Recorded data
┄┄┄┄┄┄┄┄┄┄
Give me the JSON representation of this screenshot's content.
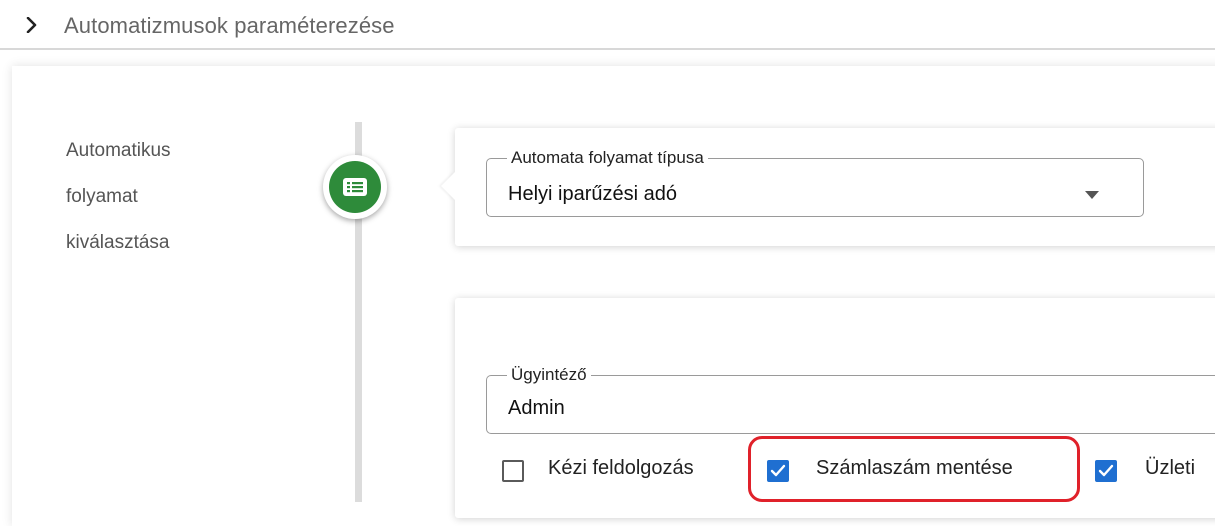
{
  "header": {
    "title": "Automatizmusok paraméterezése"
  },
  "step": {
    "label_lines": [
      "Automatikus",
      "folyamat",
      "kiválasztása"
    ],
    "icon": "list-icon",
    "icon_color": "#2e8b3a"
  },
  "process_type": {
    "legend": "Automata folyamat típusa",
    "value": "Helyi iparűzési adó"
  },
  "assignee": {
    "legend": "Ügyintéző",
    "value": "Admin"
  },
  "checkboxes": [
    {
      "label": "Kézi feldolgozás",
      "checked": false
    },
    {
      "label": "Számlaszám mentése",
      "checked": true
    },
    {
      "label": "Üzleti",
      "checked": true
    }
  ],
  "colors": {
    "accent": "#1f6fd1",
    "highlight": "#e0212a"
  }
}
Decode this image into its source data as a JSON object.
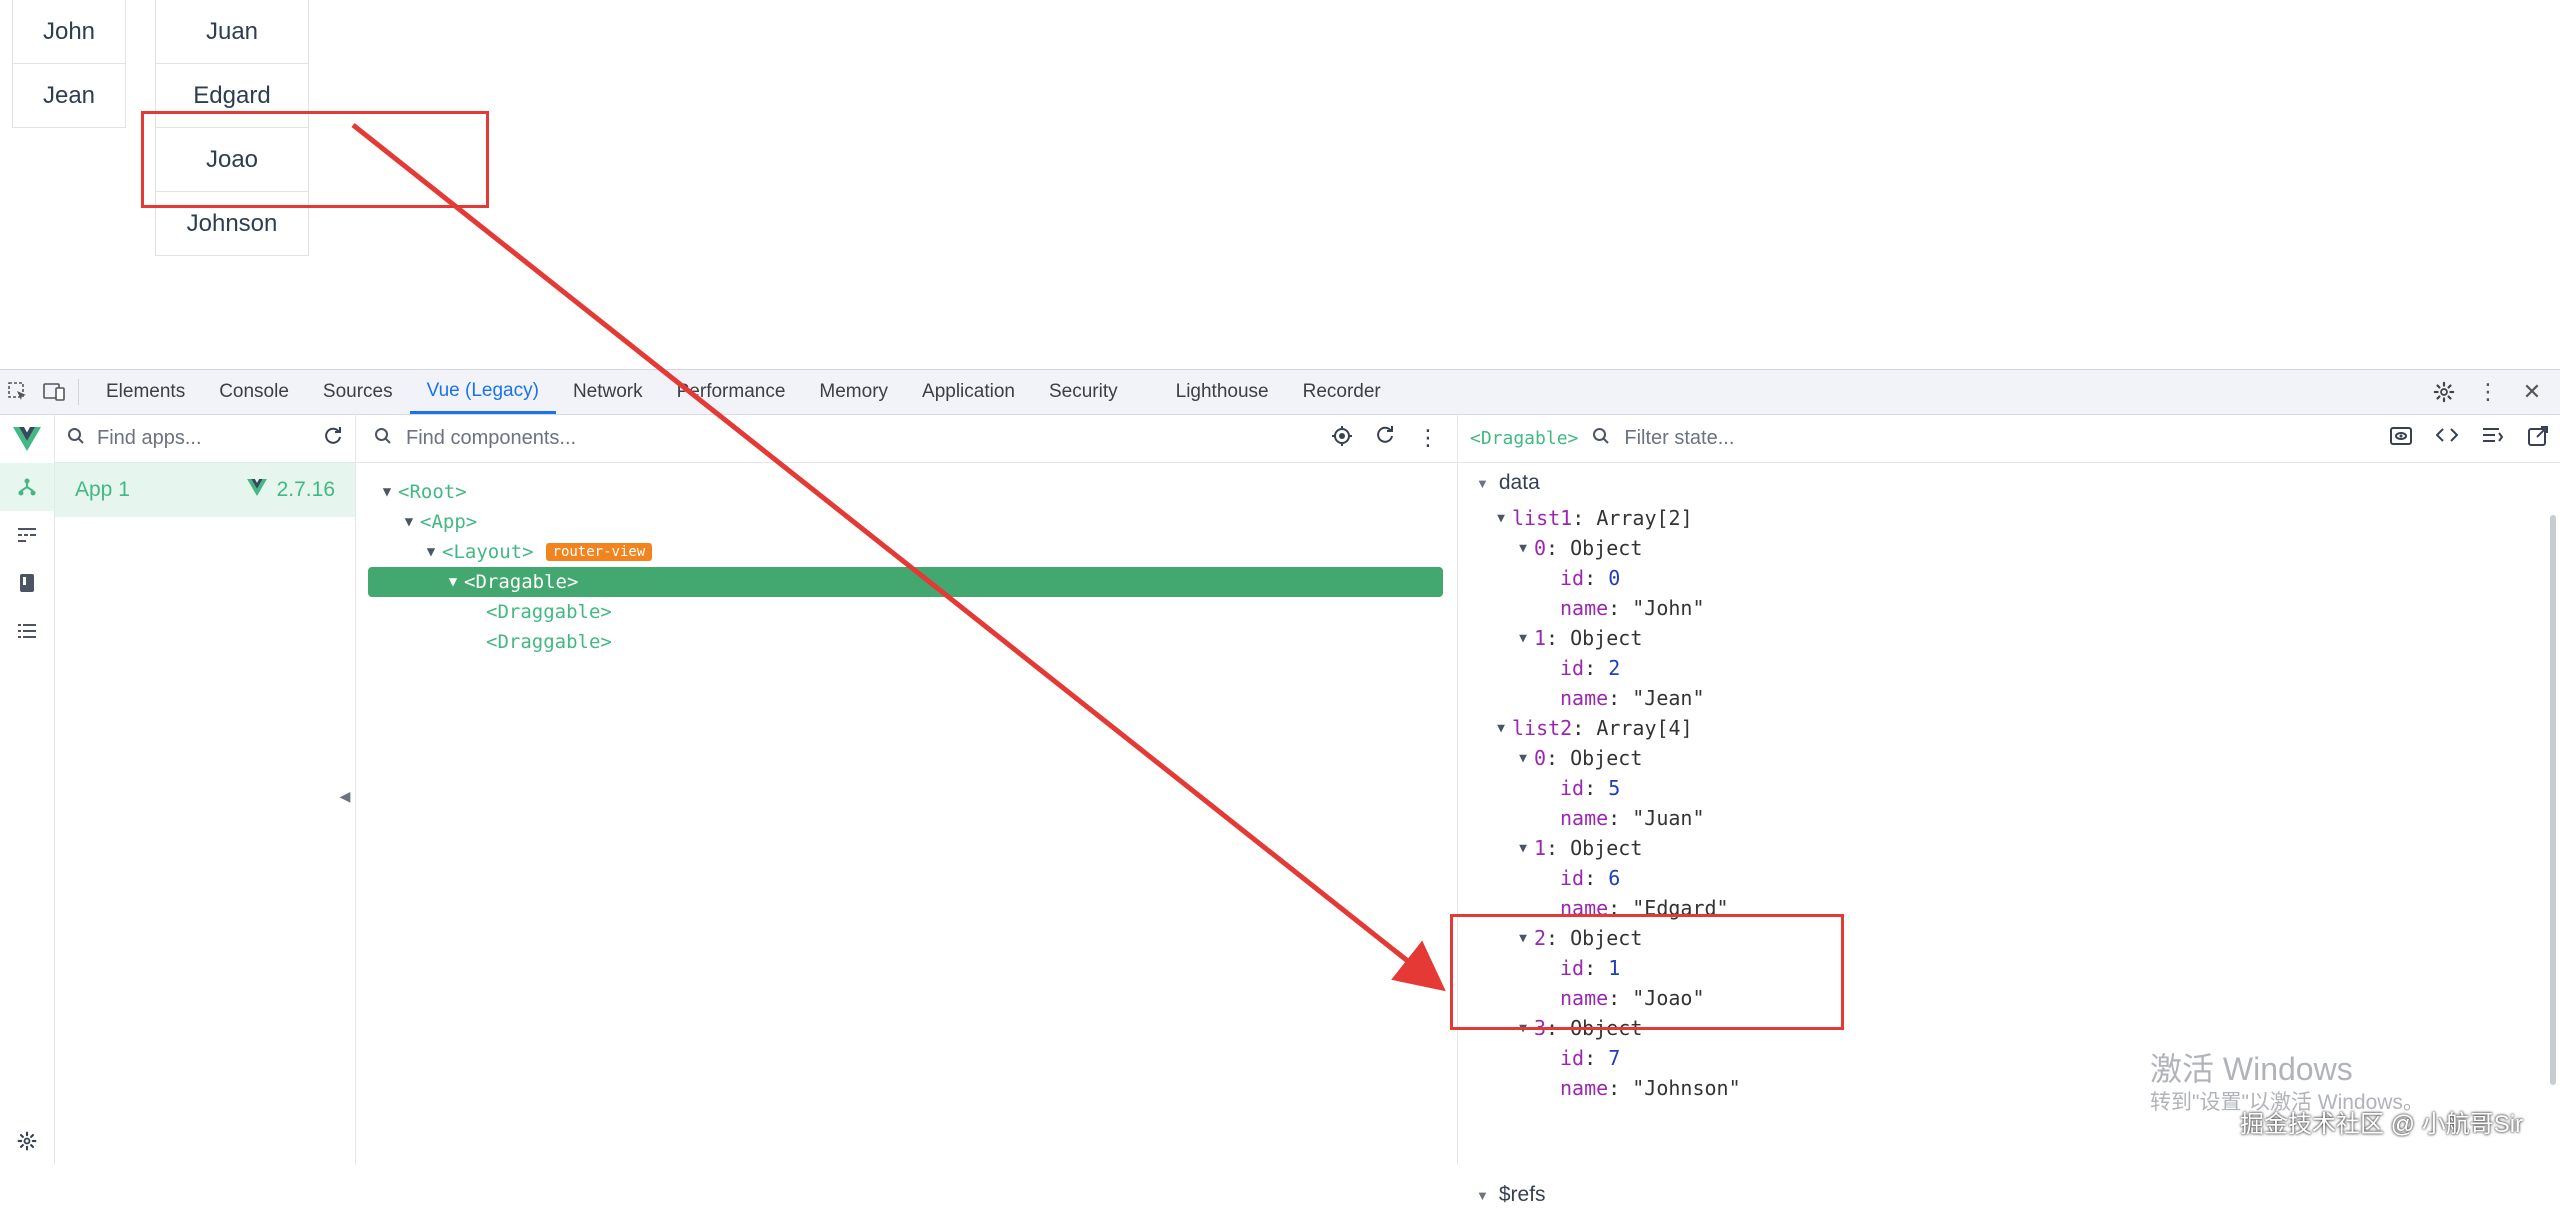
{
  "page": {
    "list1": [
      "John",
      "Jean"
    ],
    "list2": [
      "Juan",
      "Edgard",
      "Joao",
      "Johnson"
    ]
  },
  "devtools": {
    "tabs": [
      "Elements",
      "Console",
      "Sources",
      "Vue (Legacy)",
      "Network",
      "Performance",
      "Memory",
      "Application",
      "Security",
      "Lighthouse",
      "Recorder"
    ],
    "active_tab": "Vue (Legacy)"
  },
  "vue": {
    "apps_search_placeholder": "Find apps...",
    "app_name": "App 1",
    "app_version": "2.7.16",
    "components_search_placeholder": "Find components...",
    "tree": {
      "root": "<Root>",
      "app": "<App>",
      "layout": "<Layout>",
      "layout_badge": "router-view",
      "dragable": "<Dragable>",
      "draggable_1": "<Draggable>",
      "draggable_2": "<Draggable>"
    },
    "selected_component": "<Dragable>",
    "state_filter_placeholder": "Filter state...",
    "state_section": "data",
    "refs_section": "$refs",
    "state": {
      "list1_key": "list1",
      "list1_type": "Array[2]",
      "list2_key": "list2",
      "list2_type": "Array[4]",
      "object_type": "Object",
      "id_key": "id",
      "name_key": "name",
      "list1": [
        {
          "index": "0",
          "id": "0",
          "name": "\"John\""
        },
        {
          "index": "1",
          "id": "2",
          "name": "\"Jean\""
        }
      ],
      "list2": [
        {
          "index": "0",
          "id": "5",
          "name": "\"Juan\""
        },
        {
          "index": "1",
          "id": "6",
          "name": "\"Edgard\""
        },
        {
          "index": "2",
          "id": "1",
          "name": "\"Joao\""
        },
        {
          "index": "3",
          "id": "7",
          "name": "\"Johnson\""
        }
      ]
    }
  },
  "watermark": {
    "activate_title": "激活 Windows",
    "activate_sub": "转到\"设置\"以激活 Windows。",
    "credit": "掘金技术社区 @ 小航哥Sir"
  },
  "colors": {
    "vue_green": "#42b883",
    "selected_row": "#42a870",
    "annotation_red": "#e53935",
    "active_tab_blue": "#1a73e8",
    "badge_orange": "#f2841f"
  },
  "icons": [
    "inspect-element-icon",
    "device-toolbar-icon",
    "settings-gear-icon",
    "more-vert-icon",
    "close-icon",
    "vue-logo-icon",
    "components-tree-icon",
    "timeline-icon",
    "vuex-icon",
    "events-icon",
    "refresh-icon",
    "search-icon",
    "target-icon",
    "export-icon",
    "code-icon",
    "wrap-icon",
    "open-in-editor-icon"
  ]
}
┄┄┄┄┄┄┄┄┄┄
● **What you need to do**: All lines above containing the string "Dragable" are to be collected.

● **Answer for the task**:
      "dragable": "<Dragable>",
    "selected_component": "<Dragable>",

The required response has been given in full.